## What is asked
What is the number of lines holding the word "SUSTAIN"? Give that number alone.

## Task data
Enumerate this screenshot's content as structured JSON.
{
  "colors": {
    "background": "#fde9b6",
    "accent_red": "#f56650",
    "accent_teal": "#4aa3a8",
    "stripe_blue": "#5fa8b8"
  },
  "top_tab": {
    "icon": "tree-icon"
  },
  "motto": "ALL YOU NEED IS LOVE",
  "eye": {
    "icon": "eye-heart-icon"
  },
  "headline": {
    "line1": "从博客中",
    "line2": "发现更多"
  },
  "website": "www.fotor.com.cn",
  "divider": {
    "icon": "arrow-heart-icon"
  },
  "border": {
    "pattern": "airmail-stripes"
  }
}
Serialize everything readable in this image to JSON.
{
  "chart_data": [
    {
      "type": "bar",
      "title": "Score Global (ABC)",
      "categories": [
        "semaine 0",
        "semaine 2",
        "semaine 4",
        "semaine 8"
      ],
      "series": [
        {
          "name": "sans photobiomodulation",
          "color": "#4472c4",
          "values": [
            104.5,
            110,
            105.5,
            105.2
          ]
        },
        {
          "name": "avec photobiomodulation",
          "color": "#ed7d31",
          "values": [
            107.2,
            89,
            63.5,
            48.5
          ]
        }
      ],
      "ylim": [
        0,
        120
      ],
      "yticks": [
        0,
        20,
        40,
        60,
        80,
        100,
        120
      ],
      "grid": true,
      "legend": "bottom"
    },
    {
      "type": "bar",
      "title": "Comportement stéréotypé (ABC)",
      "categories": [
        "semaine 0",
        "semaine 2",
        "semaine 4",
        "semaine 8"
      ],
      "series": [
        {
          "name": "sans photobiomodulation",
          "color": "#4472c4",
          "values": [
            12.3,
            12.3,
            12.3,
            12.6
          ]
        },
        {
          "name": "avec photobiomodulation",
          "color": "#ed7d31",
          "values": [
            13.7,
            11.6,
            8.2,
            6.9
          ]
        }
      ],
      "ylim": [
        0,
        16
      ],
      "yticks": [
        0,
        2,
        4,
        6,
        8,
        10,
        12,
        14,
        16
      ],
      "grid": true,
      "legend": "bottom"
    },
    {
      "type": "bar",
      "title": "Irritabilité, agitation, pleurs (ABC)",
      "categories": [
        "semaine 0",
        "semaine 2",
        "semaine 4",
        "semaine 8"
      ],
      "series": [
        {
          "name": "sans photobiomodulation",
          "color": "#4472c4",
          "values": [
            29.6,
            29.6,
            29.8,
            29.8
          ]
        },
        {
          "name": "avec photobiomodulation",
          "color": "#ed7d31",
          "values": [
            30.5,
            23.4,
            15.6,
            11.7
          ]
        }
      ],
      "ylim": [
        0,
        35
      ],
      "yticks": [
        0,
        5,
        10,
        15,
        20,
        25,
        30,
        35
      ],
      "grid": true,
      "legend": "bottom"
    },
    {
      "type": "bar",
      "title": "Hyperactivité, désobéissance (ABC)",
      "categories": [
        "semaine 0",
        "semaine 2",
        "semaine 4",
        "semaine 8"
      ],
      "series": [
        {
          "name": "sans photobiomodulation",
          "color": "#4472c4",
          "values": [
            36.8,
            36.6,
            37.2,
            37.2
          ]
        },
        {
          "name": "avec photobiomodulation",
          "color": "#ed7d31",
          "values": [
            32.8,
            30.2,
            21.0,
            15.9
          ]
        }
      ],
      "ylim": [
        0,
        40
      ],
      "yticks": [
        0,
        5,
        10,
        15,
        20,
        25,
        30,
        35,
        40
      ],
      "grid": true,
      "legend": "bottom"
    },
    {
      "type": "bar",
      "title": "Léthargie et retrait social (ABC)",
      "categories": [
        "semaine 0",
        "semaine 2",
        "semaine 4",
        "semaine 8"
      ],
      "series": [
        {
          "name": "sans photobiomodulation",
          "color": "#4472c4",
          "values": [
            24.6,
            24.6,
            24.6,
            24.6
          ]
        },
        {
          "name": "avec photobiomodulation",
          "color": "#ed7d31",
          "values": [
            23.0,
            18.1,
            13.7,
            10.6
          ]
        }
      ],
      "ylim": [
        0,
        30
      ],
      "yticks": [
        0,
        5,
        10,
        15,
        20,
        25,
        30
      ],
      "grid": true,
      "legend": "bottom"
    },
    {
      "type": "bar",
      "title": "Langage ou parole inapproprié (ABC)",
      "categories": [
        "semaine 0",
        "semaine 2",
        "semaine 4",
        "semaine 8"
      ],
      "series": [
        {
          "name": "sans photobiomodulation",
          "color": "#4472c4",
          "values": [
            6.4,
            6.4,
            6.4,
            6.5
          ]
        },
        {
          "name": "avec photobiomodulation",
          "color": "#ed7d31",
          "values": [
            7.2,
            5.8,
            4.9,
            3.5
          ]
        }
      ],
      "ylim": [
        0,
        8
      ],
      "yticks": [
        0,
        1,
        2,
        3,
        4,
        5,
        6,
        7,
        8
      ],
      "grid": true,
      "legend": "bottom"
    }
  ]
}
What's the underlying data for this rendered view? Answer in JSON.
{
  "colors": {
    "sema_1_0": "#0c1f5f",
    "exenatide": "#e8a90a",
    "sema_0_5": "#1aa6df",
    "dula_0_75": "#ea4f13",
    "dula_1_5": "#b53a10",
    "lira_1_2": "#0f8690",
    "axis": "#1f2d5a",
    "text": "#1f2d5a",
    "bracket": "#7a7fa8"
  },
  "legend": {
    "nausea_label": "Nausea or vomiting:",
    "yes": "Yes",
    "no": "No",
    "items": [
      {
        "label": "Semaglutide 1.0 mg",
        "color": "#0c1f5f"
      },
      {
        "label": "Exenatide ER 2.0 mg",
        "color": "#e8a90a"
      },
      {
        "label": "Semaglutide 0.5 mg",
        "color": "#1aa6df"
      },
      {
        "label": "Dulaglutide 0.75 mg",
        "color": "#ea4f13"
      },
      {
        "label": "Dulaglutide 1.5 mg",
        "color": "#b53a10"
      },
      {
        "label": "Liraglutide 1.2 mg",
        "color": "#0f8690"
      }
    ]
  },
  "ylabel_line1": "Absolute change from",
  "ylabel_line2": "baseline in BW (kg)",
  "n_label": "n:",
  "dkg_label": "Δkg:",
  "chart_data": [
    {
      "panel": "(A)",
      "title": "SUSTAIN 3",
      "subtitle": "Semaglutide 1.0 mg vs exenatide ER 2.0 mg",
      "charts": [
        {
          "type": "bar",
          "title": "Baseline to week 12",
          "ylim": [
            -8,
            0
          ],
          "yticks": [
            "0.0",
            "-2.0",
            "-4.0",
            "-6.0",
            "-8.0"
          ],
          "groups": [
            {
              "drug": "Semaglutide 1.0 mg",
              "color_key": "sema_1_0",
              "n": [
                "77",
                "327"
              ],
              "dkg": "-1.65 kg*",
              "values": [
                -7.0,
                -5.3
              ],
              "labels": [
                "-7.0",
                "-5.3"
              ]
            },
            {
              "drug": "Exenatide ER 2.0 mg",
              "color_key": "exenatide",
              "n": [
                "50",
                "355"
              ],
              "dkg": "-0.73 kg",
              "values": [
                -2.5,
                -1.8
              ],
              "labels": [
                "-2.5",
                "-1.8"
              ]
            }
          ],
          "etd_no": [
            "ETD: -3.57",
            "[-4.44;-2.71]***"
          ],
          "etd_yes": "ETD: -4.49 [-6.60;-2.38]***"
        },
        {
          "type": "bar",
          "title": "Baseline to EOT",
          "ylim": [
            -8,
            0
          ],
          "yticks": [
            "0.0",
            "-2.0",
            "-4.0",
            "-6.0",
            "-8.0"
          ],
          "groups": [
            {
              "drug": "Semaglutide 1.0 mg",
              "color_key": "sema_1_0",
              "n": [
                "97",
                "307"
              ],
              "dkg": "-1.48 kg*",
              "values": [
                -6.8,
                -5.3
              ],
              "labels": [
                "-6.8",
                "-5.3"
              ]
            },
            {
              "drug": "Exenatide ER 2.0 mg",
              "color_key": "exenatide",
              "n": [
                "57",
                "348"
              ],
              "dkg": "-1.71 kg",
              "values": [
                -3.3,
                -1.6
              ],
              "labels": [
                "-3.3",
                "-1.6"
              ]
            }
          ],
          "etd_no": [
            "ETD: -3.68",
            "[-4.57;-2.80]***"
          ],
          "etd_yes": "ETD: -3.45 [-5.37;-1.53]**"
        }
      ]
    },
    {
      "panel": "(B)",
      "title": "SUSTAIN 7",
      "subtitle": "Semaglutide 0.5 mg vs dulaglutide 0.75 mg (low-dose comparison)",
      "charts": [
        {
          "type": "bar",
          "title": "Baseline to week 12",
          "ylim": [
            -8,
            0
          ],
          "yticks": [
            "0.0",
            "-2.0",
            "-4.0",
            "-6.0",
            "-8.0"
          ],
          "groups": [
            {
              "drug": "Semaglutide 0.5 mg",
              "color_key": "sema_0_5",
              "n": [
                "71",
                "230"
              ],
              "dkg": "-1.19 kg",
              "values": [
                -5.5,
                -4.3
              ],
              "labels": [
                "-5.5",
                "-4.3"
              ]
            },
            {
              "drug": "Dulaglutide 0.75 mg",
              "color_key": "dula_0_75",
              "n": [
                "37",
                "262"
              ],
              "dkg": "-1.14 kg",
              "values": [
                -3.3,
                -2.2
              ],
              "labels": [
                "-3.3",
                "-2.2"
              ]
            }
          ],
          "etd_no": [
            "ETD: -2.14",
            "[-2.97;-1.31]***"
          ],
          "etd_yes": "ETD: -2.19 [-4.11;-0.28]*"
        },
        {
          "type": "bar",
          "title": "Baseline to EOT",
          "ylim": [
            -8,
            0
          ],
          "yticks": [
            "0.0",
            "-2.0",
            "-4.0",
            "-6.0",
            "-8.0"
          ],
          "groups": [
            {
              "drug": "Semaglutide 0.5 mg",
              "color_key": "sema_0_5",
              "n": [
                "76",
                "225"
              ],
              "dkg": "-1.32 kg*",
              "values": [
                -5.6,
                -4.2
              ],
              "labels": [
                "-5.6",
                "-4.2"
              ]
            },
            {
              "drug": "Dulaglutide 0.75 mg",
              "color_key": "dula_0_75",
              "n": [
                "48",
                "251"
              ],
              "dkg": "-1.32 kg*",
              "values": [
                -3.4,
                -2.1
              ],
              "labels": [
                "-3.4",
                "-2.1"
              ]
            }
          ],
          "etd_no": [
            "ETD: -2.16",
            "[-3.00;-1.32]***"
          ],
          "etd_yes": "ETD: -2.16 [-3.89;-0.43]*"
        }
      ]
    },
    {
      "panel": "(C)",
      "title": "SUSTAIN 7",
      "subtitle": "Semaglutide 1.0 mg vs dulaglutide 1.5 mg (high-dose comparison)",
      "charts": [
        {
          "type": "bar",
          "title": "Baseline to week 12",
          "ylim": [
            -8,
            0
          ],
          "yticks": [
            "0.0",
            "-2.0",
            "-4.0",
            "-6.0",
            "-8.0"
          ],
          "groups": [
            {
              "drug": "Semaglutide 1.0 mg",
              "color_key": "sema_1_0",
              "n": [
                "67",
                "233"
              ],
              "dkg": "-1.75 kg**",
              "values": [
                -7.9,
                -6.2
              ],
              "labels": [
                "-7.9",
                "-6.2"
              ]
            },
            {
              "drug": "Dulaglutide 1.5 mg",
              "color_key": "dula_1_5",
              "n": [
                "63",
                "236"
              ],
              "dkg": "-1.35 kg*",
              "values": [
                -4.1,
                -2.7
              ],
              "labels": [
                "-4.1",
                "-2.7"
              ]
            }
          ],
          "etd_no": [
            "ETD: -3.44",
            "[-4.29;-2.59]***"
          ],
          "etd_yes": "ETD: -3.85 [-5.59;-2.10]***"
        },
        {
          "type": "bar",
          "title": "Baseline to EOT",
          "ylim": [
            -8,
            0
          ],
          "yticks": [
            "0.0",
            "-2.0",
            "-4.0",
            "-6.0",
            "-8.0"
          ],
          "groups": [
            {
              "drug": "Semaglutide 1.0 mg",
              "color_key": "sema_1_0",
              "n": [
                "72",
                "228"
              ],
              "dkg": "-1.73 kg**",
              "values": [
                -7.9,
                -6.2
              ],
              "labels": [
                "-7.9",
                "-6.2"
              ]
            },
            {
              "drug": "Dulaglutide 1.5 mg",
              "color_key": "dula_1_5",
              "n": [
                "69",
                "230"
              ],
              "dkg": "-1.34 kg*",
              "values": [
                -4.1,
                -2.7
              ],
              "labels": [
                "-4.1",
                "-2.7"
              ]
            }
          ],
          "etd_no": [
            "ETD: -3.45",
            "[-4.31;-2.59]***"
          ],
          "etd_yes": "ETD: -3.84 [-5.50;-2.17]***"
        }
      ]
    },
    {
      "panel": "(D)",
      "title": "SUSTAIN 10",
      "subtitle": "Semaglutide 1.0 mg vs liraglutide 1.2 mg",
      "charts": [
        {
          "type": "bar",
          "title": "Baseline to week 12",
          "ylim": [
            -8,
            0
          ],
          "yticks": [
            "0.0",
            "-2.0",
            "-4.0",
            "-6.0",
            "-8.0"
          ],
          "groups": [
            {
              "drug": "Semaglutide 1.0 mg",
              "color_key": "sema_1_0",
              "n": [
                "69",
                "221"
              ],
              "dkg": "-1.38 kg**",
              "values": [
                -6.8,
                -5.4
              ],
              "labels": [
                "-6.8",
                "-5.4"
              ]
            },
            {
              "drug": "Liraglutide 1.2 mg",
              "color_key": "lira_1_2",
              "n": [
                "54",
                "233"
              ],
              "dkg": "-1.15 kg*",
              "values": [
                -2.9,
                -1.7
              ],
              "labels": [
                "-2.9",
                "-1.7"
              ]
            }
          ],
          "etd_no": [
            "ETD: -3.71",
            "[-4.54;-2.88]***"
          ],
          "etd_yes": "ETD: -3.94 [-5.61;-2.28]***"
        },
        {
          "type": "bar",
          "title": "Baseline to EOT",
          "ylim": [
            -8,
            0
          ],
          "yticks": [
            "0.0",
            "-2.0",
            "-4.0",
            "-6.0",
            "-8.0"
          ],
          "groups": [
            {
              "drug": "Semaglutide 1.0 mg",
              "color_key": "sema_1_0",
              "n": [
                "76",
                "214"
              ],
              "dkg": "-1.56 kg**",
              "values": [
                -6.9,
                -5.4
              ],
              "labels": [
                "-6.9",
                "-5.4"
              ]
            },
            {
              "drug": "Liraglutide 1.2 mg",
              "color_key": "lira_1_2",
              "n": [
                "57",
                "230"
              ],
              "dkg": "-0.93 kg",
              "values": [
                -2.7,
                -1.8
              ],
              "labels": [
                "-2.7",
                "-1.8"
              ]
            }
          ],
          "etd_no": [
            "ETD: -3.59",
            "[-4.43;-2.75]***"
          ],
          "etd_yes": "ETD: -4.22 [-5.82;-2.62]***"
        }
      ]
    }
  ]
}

## Output for this task
4